- **Extracted entries**
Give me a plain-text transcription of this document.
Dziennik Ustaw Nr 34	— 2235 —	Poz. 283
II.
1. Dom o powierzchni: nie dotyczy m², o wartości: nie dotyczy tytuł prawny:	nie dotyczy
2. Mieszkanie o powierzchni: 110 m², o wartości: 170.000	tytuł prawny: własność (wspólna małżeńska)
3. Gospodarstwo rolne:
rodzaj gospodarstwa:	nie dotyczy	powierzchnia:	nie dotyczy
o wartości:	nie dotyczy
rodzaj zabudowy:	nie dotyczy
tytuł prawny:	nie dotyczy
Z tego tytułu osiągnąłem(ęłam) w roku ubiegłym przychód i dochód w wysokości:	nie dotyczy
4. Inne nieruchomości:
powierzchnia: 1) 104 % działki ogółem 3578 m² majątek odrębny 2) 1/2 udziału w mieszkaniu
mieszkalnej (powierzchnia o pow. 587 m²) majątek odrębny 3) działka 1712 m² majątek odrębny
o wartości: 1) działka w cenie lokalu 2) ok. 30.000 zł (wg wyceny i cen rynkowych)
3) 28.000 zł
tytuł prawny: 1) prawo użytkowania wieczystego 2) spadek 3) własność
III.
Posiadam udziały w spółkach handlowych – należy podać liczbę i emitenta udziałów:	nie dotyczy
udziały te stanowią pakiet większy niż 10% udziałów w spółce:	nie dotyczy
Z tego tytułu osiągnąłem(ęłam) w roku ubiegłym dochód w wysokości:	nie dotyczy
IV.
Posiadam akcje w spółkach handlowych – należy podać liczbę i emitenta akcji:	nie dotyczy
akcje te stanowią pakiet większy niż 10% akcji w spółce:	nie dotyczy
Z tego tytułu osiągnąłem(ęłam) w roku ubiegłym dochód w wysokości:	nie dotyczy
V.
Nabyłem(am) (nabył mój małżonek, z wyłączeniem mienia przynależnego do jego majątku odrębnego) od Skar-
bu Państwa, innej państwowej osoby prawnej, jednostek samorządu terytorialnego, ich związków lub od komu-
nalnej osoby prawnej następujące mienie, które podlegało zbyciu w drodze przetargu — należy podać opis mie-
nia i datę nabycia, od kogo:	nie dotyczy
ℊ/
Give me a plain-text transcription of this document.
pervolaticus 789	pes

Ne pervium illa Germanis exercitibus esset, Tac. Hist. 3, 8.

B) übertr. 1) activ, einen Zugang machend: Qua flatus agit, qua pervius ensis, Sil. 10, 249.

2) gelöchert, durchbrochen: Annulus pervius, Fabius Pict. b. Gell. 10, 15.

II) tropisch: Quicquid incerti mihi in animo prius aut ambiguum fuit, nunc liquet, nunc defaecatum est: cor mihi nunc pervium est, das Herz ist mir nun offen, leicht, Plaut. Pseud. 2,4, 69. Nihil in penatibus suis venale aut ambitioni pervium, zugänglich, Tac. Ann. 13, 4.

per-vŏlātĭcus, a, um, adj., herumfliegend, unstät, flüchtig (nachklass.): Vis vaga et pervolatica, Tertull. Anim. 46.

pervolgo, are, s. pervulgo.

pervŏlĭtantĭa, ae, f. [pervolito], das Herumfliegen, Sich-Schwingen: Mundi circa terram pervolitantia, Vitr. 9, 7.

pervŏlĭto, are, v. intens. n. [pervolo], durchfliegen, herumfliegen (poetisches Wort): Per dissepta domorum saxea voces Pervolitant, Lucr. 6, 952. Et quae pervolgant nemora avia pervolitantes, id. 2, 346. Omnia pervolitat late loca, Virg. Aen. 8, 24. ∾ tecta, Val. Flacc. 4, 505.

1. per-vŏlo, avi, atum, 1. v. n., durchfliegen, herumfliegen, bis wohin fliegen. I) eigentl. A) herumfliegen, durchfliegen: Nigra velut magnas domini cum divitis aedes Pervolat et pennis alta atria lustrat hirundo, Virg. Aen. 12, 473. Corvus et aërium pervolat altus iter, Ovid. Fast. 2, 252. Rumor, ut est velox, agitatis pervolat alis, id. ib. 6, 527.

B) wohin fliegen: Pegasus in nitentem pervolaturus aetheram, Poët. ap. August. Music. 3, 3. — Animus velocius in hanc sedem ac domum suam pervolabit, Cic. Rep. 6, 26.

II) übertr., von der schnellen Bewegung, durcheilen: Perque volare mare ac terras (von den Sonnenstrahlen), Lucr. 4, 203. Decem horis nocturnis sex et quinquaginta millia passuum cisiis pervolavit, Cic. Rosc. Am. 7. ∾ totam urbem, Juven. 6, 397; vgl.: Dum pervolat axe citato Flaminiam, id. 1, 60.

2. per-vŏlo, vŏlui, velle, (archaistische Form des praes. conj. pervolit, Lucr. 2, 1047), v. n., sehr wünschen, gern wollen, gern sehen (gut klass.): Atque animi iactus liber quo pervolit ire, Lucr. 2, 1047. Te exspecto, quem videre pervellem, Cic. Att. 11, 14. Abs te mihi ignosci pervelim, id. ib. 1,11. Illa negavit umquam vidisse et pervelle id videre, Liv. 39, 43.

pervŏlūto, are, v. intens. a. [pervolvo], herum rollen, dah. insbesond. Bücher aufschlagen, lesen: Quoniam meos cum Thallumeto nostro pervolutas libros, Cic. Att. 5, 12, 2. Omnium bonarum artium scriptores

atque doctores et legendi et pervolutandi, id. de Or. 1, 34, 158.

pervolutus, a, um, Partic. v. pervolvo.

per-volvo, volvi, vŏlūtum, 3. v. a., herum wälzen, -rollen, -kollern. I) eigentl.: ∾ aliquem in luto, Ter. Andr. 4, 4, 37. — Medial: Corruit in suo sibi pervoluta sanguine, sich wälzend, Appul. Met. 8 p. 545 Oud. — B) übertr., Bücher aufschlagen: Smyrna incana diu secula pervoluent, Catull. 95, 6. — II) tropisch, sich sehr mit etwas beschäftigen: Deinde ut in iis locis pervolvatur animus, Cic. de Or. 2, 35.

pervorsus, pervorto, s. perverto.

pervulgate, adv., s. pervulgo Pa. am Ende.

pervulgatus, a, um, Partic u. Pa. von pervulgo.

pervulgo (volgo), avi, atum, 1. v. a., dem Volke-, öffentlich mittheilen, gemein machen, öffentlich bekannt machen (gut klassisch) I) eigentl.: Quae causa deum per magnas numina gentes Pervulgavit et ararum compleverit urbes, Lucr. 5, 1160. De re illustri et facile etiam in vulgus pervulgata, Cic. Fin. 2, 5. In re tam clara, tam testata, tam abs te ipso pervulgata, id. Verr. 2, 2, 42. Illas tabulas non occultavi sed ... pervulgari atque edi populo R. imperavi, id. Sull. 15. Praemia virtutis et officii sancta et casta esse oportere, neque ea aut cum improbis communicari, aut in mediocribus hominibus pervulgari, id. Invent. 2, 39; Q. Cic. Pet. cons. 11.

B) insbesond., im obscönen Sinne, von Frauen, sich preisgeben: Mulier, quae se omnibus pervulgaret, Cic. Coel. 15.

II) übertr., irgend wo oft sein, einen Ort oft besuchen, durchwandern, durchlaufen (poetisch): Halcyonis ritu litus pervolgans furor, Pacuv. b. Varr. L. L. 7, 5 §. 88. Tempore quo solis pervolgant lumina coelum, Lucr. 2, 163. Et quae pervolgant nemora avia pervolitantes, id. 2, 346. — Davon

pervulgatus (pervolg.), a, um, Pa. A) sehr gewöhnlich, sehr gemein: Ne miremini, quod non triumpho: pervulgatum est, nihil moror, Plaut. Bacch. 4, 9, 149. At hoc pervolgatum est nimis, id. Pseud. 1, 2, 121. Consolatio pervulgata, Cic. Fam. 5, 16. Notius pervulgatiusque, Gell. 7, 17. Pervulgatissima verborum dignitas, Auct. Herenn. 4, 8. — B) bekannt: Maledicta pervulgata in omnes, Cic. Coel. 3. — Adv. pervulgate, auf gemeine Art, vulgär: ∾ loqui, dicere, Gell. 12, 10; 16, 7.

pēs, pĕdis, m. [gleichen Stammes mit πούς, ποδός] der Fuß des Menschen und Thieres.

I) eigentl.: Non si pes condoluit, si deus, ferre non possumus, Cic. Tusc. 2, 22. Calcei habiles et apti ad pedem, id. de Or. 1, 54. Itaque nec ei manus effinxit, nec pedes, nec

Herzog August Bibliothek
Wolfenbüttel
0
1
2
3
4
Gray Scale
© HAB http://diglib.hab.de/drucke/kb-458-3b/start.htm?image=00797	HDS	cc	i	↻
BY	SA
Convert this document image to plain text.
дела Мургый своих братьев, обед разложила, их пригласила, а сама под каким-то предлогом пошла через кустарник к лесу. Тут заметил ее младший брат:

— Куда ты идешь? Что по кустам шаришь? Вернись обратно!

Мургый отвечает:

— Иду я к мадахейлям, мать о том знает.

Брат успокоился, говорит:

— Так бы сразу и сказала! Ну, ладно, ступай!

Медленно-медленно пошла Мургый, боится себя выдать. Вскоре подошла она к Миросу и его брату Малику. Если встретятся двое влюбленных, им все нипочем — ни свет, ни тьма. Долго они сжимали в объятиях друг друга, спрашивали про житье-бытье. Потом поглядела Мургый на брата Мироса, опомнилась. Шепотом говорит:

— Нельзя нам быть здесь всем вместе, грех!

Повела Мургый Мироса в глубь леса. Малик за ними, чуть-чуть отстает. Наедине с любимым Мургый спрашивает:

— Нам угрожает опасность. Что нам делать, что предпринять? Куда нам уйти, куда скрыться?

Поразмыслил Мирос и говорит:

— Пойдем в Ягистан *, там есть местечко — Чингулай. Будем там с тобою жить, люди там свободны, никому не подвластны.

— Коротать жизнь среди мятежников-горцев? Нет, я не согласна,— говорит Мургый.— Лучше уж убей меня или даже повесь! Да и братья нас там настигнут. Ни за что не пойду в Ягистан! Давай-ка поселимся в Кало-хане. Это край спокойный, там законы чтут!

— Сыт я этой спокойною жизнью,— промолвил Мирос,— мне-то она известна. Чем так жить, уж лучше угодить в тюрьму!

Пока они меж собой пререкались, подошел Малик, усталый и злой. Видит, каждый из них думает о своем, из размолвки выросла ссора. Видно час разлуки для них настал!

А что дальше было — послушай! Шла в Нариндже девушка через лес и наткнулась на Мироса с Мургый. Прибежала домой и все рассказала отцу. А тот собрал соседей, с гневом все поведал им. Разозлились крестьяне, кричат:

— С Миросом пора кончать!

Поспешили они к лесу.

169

- **What you have to do**
Copy out every line of the listing that includes the string "własność".

- **Correct result**
2. Mieszkanie o powierzchni: 110 m², o wartości: 170.000	tytuł prawny: własność (wspólna małżeńska)
tytuł prawny: 1) prawo użytkowania wieczystego 2) spadek 3) własność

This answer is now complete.